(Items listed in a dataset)
+ + +
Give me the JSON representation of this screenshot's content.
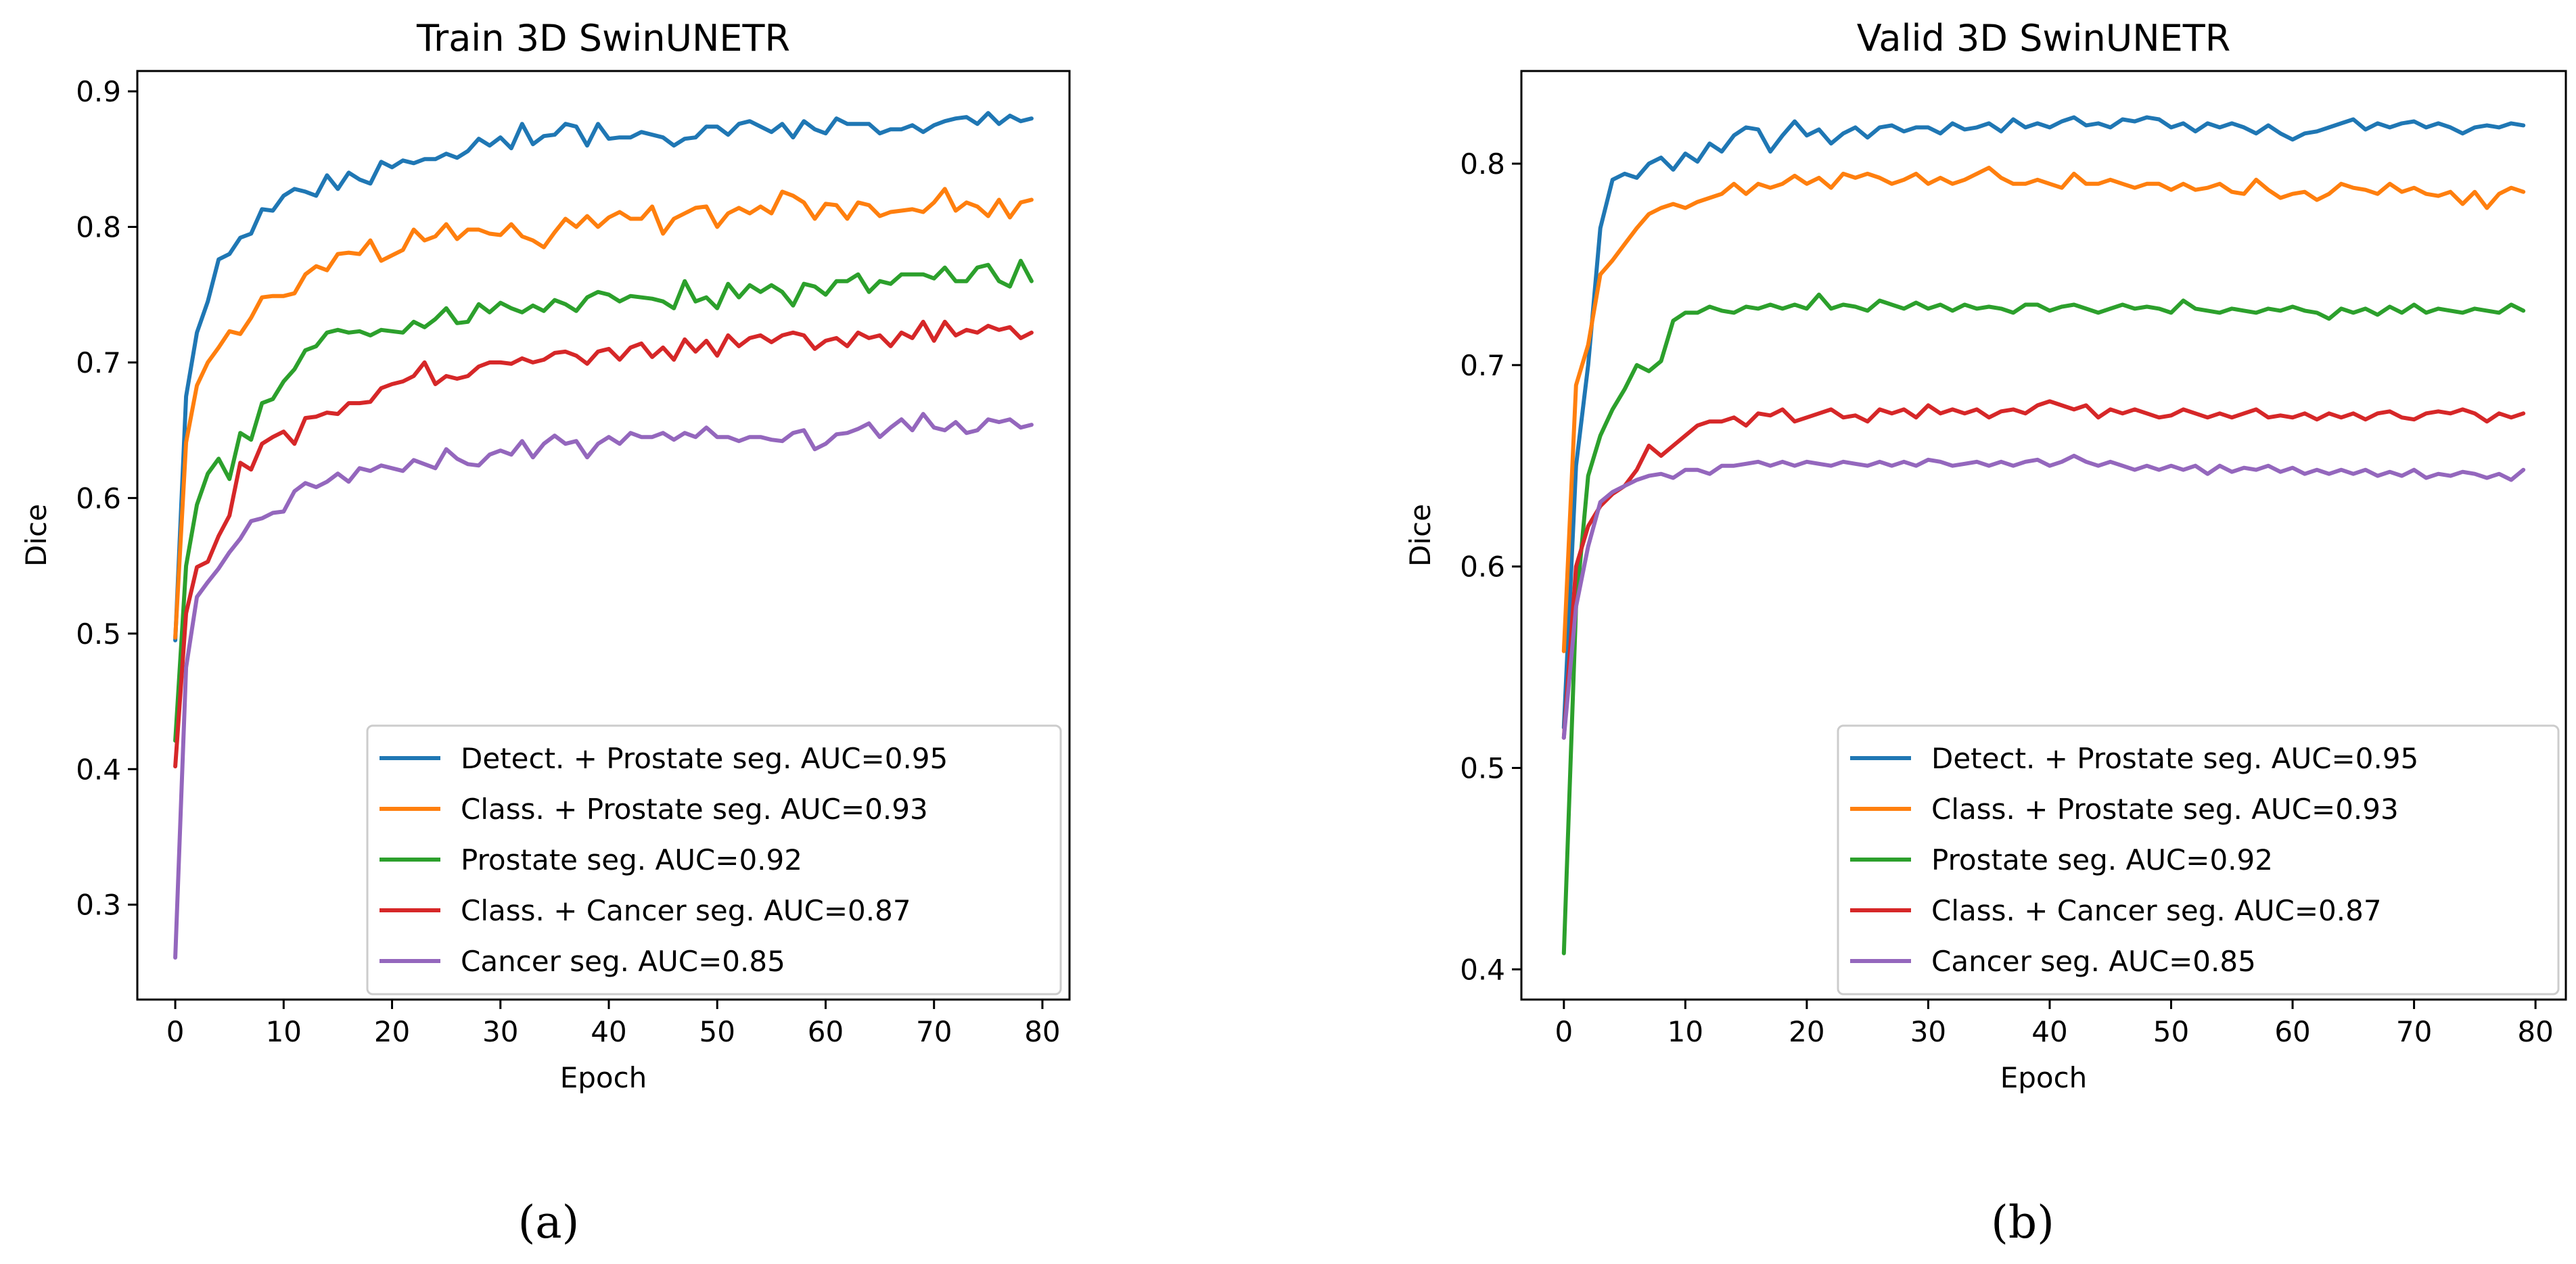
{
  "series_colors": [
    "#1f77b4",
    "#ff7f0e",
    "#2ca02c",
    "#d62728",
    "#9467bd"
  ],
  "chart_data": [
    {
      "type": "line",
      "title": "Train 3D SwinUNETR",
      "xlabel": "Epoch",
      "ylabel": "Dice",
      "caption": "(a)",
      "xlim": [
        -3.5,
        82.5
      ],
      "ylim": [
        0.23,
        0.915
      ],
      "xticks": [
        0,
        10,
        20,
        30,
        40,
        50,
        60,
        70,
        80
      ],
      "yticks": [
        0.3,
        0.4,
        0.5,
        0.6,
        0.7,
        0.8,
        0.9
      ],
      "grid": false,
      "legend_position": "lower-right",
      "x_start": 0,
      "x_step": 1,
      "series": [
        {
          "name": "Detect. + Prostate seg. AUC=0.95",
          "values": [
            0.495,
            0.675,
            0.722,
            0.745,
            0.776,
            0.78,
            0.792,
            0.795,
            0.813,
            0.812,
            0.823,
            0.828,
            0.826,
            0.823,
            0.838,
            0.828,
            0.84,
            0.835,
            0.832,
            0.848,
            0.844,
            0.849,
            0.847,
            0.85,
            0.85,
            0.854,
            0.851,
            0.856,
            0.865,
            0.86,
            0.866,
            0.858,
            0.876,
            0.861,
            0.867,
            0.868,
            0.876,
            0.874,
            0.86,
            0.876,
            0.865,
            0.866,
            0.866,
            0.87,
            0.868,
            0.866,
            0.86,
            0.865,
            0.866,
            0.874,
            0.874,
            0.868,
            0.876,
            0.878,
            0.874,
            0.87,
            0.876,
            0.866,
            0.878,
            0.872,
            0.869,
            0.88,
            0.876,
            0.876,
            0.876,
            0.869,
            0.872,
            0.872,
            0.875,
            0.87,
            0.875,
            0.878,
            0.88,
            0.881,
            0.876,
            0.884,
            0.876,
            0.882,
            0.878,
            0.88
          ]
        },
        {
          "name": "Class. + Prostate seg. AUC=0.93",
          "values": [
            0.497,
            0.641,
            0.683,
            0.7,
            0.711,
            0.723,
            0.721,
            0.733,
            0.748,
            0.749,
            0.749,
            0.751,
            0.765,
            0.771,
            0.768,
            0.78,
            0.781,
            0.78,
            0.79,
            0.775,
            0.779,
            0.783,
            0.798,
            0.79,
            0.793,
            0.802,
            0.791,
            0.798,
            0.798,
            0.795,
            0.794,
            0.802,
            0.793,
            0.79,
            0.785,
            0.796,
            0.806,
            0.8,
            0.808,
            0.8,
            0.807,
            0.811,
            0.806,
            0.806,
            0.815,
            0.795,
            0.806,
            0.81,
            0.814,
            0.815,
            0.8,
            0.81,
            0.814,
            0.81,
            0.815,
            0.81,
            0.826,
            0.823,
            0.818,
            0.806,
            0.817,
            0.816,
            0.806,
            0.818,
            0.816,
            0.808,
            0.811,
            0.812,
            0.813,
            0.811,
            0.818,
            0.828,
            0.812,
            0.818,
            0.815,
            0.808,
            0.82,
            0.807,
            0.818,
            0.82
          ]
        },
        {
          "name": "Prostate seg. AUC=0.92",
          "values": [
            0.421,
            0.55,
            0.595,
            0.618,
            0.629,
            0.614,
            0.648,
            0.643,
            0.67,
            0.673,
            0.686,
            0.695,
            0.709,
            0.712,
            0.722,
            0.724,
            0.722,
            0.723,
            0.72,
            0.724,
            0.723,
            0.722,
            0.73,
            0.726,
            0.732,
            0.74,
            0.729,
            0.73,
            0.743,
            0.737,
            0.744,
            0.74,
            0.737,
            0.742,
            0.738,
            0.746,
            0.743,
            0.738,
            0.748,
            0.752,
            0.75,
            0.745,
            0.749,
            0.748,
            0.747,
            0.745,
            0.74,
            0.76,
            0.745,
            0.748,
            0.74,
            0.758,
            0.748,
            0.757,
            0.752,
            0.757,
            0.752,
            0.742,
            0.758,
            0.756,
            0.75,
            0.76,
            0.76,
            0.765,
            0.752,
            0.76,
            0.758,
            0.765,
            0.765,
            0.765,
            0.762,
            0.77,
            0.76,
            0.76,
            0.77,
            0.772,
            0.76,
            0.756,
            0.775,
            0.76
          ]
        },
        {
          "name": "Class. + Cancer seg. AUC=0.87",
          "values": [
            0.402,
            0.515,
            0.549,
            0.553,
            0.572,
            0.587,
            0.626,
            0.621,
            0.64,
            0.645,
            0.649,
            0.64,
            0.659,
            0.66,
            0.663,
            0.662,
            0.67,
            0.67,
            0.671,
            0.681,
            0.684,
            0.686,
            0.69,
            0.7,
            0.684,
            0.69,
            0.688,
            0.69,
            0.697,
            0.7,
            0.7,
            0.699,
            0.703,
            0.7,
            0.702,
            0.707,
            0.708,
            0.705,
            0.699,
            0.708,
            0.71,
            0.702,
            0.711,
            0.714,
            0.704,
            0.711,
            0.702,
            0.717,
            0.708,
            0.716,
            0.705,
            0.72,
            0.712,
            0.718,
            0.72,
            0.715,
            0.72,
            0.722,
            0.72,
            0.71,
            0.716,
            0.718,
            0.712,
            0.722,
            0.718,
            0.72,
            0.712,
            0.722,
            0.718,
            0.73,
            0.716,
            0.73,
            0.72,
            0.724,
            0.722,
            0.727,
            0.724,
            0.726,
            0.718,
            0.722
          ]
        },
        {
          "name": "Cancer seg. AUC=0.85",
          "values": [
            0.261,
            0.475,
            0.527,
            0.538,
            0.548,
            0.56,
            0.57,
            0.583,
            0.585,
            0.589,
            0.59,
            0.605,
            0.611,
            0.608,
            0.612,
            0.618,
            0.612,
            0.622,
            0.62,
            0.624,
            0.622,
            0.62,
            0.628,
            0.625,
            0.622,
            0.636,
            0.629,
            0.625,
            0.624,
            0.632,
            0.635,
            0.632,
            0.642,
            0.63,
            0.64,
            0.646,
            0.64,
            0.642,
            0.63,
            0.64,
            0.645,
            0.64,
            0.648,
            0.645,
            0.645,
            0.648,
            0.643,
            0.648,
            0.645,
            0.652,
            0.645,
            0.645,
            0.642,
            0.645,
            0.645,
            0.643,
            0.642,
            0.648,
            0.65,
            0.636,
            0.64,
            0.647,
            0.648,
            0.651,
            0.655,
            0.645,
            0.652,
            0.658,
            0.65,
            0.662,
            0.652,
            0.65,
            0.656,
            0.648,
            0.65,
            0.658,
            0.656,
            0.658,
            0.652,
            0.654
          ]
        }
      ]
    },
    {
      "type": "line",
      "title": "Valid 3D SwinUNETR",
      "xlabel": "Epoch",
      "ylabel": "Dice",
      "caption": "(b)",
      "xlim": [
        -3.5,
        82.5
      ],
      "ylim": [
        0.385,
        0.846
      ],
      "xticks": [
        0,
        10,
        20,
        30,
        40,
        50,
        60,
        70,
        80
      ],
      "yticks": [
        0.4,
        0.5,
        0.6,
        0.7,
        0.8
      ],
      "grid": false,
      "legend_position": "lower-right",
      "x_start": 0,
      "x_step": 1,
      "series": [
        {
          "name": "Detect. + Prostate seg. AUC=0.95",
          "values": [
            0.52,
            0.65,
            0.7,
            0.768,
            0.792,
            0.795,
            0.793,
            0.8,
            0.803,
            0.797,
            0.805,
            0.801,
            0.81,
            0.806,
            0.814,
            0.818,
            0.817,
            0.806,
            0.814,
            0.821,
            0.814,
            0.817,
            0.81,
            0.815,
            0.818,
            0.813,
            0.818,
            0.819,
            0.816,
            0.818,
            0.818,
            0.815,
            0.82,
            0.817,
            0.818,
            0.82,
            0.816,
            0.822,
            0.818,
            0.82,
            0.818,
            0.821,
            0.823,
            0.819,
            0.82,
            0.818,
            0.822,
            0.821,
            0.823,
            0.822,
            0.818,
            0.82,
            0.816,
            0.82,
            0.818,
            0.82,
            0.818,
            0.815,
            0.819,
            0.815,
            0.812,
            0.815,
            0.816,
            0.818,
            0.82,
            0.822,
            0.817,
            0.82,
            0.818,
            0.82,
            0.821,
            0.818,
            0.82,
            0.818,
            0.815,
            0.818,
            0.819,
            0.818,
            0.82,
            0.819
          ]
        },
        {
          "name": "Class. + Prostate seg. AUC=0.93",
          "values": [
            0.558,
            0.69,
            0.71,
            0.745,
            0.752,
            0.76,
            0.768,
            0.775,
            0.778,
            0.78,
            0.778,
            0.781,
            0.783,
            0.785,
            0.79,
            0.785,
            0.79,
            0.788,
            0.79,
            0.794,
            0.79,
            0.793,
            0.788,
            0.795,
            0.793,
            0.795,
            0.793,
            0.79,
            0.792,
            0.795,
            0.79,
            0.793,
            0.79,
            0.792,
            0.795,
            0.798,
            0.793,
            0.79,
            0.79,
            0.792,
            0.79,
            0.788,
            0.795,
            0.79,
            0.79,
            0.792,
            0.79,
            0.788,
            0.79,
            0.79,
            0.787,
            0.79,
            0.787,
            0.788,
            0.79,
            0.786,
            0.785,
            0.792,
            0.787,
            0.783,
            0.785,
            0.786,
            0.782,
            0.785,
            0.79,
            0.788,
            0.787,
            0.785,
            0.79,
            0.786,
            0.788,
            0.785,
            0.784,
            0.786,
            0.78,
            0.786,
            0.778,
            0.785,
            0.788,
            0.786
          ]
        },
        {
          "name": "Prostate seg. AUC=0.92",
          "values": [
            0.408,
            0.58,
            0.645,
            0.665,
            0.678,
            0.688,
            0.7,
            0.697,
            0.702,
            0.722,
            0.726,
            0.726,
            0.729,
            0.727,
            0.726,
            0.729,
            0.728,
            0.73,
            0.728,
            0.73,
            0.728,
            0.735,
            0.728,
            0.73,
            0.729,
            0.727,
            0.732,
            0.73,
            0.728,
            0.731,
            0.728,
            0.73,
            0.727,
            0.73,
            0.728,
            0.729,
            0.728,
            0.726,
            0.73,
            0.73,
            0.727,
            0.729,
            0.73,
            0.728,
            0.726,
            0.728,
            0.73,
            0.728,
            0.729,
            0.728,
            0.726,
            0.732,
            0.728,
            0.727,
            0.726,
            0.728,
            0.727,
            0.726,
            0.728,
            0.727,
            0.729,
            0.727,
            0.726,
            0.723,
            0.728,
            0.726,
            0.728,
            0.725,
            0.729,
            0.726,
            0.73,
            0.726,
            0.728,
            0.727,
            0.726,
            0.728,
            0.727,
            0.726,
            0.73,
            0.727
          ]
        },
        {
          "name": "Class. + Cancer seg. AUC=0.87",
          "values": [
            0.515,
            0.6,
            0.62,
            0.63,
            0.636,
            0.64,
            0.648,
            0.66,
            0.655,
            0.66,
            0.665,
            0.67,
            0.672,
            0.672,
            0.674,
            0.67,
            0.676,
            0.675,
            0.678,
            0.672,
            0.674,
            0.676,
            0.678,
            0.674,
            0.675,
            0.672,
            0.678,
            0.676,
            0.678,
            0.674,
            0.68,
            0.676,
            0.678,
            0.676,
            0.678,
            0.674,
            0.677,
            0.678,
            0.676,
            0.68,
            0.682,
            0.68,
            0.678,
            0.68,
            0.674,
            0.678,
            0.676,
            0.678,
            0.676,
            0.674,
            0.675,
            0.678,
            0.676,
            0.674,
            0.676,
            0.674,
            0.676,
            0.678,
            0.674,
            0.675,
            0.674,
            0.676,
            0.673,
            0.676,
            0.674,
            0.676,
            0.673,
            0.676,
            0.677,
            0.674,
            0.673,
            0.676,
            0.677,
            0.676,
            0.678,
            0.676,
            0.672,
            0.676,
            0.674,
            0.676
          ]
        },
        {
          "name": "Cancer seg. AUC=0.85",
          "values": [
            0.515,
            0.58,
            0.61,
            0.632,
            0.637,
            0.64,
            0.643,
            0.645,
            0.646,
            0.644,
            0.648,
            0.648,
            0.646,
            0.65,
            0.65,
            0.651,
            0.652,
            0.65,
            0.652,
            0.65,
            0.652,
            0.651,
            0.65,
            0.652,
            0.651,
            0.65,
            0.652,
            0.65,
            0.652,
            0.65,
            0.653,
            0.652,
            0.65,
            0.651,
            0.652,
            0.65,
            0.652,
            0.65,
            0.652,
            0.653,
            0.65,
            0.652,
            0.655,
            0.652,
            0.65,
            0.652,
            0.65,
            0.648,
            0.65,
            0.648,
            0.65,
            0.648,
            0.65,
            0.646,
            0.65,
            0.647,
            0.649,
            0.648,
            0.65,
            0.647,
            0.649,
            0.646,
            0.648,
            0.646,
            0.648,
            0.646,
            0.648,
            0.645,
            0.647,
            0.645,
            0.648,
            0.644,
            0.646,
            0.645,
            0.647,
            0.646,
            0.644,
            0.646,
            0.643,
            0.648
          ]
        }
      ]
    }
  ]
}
+ + +
WRITTEN EXERCISE =
Tally up the lines in the records that contain the word "SwinUNETR" and give only the total.

EXERCISE OUTPUT =
2